- WORK REQUIRED -
Put every line from the one containing "Output 10 of" down to the one containing "template-name[interactable]: HTML (58, 217, 1484, 246)" into a JSON list of strings, one string per line, leaving out blank lines and pictures.

- INPUT ROWS -
■ ■ ■

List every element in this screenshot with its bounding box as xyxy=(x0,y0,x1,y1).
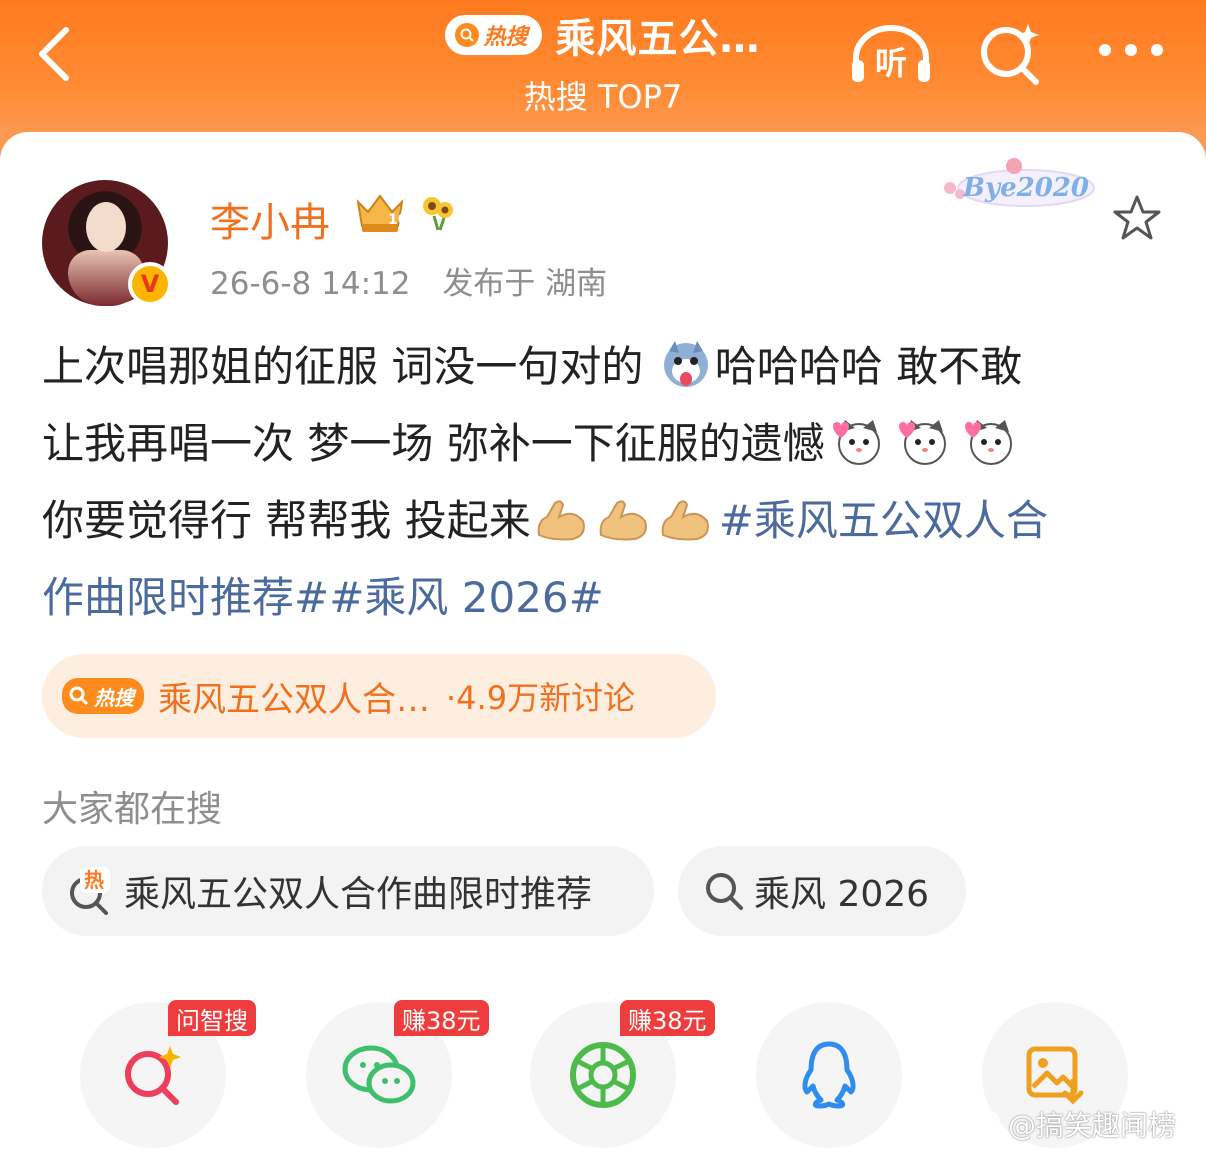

■ ■ ■

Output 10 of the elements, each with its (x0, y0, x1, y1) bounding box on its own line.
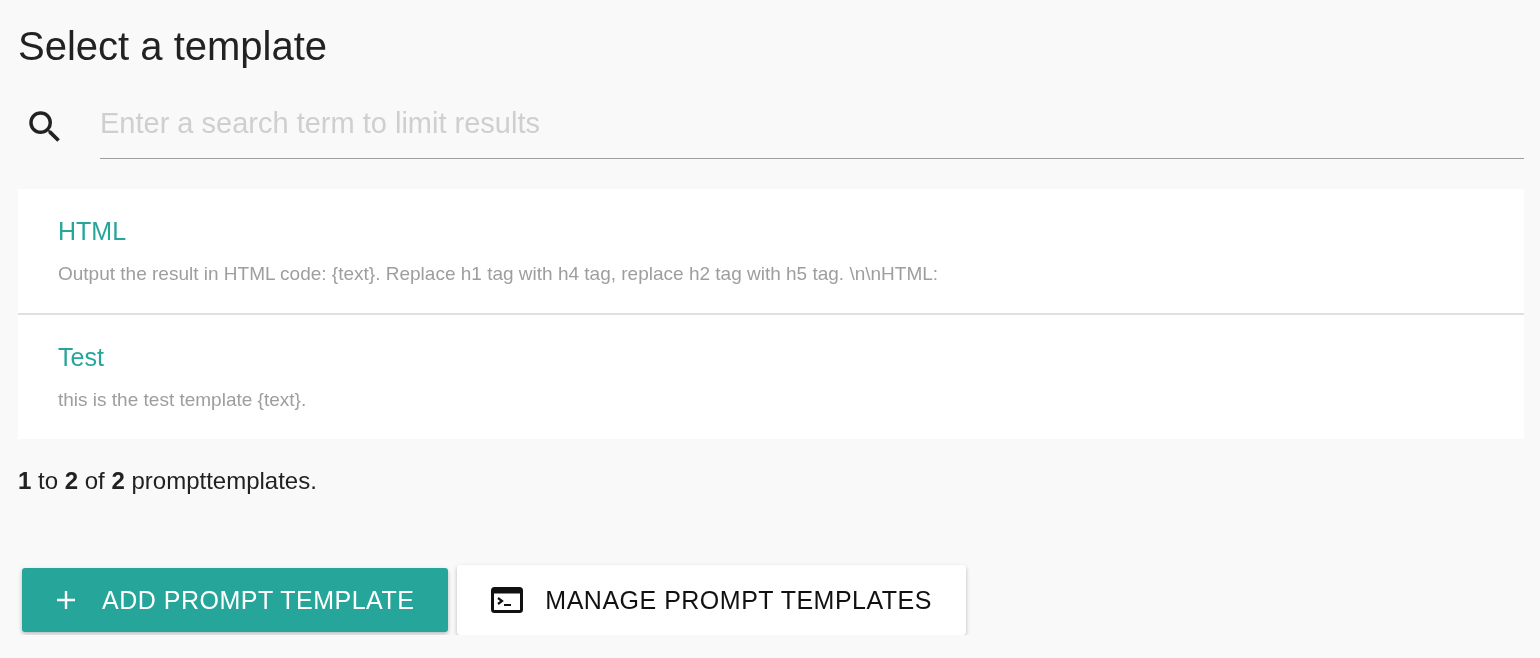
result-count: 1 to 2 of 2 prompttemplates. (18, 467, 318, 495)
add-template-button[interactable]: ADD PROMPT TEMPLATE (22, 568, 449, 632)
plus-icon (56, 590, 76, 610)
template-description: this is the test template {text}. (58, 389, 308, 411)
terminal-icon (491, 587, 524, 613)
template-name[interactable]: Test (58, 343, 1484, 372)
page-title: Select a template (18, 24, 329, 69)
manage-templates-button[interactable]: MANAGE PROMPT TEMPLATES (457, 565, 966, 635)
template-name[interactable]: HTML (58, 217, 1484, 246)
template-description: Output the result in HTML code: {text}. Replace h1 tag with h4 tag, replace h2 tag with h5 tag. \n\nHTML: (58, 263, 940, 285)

■ ■ ■

- OUTPUT FOR THIS TASK -
[
  "Output 10 of the elements, each with its (x0, y0, x1, y1) bounding box on its own line.",
  "result-count: 1 to 2 of 2 prompttemplates. (18, 467, 318, 495)",
  "add-template-button[interactable]: ADD PROMPT TEMPLATE (22, 568, 449, 632)",
  "plus-icon (56, 590, 76, 610)",
  "template-description: this is the test template {text}. (58, 389, 308, 411)",
  "terminal-icon (491, 587, 524, 613)",
  "template-name[interactable]: Test (58, 343, 1484, 372)",
  "page-title: Select a template (18, 24, 329, 69)",
  "manage-templates-button[interactable]: MANAGE PROMPT TEMPLATES (457, 565, 966, 635)",
  "template-name[interactable]: HTML (58, 217, 1484, 246)"
]